(Dataset items)
* * * * * * * * *

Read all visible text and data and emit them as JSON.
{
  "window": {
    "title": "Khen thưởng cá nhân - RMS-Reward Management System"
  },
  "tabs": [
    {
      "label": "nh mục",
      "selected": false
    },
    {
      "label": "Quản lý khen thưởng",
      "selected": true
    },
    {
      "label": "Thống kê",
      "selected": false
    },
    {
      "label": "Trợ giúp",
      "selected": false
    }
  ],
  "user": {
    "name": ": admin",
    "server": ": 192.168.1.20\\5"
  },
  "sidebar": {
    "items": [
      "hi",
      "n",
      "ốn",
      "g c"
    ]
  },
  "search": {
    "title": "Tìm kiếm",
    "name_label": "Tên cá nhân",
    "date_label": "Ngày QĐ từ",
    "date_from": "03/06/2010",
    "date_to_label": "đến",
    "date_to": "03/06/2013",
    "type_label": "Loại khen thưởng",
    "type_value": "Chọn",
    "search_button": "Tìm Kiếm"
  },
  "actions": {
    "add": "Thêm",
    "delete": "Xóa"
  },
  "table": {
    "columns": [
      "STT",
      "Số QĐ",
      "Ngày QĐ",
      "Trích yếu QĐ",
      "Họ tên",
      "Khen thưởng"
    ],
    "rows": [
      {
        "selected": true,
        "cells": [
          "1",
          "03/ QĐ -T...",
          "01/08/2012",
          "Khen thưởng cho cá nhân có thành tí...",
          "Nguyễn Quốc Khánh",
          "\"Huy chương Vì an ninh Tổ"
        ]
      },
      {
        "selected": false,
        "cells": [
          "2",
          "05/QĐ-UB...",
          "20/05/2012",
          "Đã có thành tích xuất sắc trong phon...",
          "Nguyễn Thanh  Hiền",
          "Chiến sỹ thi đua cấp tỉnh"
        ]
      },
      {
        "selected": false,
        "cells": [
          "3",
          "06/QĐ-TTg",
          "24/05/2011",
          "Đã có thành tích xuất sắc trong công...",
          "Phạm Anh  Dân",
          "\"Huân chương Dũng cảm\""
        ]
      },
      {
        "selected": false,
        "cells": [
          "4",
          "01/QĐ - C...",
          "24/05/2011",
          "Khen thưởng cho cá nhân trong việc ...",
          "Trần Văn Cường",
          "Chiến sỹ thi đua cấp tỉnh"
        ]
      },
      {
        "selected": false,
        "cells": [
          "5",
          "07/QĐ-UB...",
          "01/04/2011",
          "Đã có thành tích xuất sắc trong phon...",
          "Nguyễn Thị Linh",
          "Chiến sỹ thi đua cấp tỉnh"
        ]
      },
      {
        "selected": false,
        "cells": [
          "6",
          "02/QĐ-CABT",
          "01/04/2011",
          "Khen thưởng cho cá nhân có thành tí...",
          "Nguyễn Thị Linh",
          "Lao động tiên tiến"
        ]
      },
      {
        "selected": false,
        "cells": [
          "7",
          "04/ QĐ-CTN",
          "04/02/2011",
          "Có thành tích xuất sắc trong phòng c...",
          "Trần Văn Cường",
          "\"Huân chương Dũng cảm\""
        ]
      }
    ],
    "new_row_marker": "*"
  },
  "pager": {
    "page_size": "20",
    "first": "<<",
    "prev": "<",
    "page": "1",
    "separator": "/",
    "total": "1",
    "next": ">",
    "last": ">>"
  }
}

* * * * * * * * *

Task to carry out —
Copy out each line in the listing that has the word "nhân".

Solution to this exercise —
    "title": "Khen thưởng cá nhân - RMS-Reward Management System"
    "name_label": "Tên cá nhân",
          "Khen thưởng cho cá nhân có thành tí...",
          "Khen thưởng cho cá nhân trong việc ...",
          "Khen thưởng cho cá nhân có thành tí...",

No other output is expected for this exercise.